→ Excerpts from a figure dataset
+++++
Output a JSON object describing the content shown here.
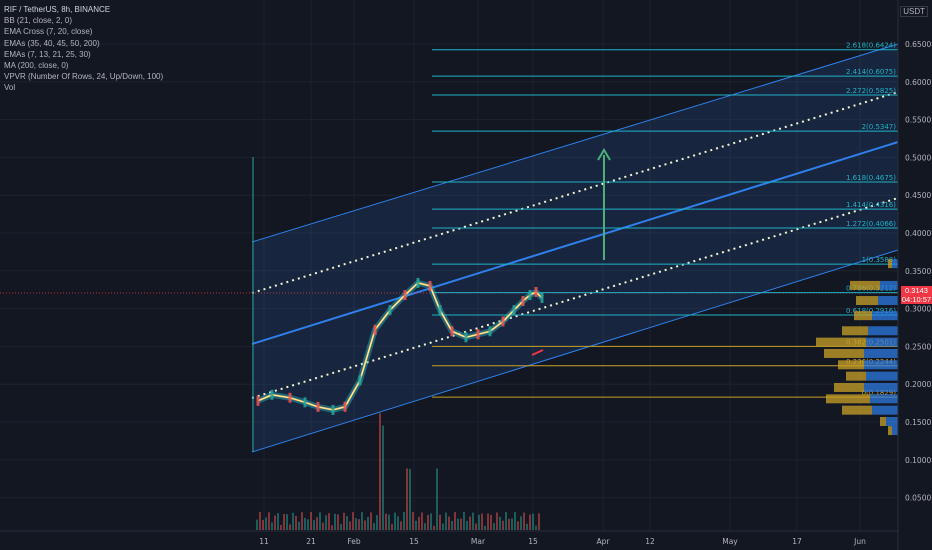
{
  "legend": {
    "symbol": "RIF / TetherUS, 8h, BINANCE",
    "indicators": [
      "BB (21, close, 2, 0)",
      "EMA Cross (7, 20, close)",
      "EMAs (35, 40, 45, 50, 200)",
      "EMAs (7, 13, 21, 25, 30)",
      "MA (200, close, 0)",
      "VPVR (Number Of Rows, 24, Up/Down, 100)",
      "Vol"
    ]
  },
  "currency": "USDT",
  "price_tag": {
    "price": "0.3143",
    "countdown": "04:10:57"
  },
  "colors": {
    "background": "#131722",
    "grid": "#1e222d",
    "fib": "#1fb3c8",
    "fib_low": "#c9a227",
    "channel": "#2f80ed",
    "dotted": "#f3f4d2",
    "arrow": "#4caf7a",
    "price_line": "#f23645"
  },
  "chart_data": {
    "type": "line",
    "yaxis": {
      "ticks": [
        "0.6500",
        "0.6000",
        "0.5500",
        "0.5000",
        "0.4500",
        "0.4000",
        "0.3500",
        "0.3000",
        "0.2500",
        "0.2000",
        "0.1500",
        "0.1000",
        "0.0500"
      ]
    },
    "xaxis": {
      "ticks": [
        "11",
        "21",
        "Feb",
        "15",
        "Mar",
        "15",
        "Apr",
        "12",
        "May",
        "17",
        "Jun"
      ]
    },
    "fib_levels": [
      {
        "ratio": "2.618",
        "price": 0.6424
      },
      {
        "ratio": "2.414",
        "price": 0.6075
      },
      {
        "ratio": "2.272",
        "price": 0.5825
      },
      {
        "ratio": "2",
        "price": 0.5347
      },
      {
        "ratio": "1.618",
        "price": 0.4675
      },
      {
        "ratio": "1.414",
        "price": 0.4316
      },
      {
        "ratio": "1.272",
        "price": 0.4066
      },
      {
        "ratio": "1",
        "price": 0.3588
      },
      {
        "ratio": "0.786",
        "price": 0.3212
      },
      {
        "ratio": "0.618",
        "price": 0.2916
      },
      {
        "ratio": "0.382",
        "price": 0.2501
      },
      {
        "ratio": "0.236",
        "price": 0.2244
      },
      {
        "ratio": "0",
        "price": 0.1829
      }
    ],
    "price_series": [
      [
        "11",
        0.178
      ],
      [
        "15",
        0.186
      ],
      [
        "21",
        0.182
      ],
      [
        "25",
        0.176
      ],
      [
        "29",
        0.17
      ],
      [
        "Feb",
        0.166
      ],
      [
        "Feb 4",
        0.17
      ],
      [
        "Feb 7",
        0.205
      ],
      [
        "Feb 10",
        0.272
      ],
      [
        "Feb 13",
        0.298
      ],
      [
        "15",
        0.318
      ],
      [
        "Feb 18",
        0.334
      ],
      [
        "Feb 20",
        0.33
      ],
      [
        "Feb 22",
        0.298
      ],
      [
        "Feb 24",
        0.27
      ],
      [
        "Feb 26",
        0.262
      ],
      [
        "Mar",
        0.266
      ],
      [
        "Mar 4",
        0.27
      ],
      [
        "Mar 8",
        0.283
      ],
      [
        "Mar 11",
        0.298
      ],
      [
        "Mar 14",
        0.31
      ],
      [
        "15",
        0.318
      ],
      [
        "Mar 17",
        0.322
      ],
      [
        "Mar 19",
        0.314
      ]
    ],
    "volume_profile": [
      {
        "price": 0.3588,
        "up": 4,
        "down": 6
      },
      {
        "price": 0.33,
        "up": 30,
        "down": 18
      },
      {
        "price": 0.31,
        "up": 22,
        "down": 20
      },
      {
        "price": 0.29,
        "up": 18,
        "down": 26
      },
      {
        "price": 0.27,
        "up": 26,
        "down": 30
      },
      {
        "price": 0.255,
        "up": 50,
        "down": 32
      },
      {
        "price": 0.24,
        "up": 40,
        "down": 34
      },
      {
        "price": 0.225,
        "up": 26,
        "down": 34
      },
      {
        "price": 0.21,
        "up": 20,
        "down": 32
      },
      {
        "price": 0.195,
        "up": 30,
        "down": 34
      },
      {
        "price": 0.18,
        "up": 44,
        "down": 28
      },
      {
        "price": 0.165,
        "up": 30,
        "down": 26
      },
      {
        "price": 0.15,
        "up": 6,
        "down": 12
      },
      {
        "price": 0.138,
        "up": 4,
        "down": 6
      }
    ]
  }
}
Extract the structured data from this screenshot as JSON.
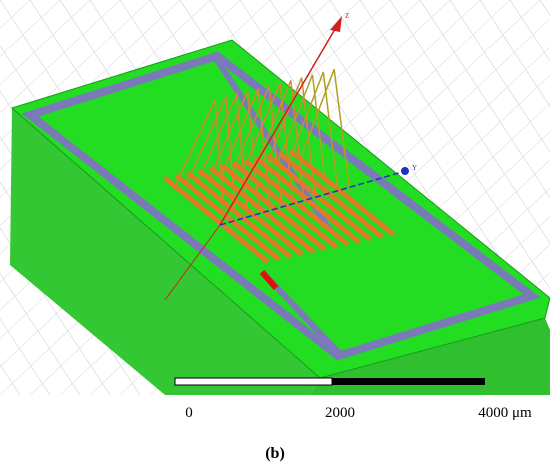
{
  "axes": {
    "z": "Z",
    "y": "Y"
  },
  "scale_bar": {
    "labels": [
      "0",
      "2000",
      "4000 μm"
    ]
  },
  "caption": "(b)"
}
+++++
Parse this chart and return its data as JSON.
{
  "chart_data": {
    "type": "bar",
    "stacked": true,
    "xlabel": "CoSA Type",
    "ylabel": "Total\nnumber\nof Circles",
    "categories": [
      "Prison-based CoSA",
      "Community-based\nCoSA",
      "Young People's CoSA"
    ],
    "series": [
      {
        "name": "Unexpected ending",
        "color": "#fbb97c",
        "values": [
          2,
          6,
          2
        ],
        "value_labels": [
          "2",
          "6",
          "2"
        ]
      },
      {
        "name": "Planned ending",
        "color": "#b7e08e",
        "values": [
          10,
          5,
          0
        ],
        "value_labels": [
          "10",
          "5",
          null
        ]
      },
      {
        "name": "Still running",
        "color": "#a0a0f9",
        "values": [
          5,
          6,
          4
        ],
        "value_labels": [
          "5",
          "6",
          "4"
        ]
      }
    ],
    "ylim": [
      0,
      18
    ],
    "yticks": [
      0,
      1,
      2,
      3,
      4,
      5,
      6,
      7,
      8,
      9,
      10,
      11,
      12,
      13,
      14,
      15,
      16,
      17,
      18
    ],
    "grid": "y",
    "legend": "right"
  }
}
+++++
→ Directions
Your task is to gather all lines from the entries above that hold the word "this".

→ Final result
Extract the structured data from this screenshot as JSON.
Parse this chart and return its data as JSON.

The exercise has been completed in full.